* START *

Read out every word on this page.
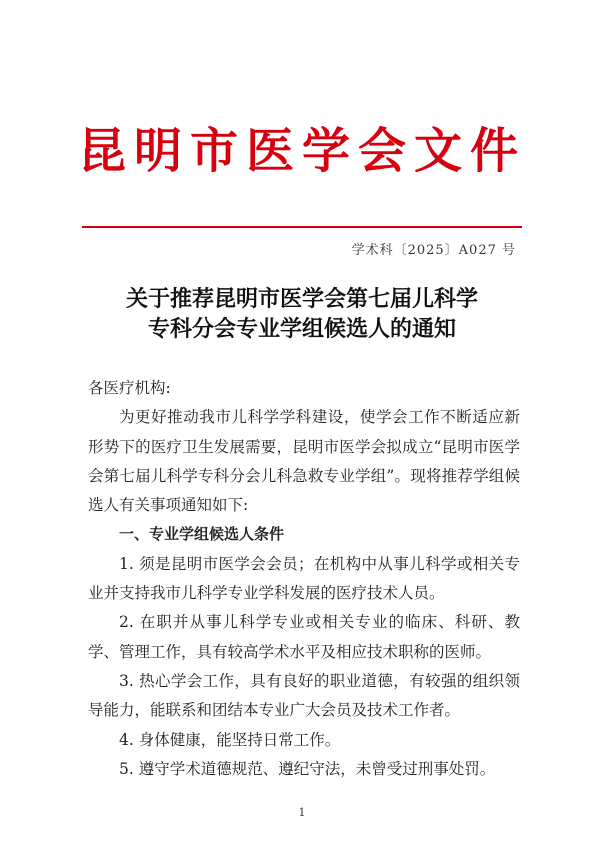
昆明市医学会文件
学术科〔2025〕A027 号
关于推荐昆明市医学会第七届儿科学
专科分会专业学组候选人的通知

各医疗机构:

为更好推动我市儿科学学科建设，使学会工作不断适应新形势下的医疗卫生发展需要，昆明市医学会拟成立“昆明市医学会第七届儿科学专科分会儿科急救专业学组”。现将推荐学组候选人有关事项通知如下:

一、专业学组候选人条件

1. 须是昆明市医学会会员；在机构中从事儿科学或相关专业并支持我市儿科学专业学科发展的医疗技术人员。

2. 在职并从事儿科学专业或相关专业的临床、科研、教学、管理工作，具有较高学术水平及相应技术职称的医师。

3. 热心学会工作，具有良好的职业道德，有较强的组织领导能力，能联系和团结本专业广大会员及技术工作者。

4. 身体健康，能坚持日常工作。

5. 遵守学术道德规范、遵纪守法，未曾受过刑事处罚。

1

* END *

#### Short exercise
Without the pictures, retype the whole of the material above exactly.

#### Reply
Read out every word on this page.
昆明市医学会文件
学术科〔2025〕A027 号
关于推荐昆明市医学会第七届儿科学
专科分会专业学组候选人的通知

各医疗机构:

为更好推动我市儿科学学科建设，使学会工作不断适应新形势下的医疗卫生发展需要，昆明市医学会拟成立“昆明市医学会第七届儿科学专科分会儿科急救专业学组”。现将推荐学组候选人有关事项通知如下:

一、专业学组候选人条件

1. 须是昆明市医学会会员；在机构中从事儿科学或相关专业并支持我市儿科学专业学科发展的医疗技术人员。

2. 在职并从事儿科学专业或相关专业的临床、科研、教学、管理工作，具有较高学术水平及相应技术职称的医师。

3. 热心学会工作，具有良好的职业道德，有较强的组织领导能力，能联系和团结本专业广大会员及技术工作者。

4. 身体健康，能坚持日常工作。

5. 遵守学术道德规范、遵纪守法，未曾受过刑事处罚。

1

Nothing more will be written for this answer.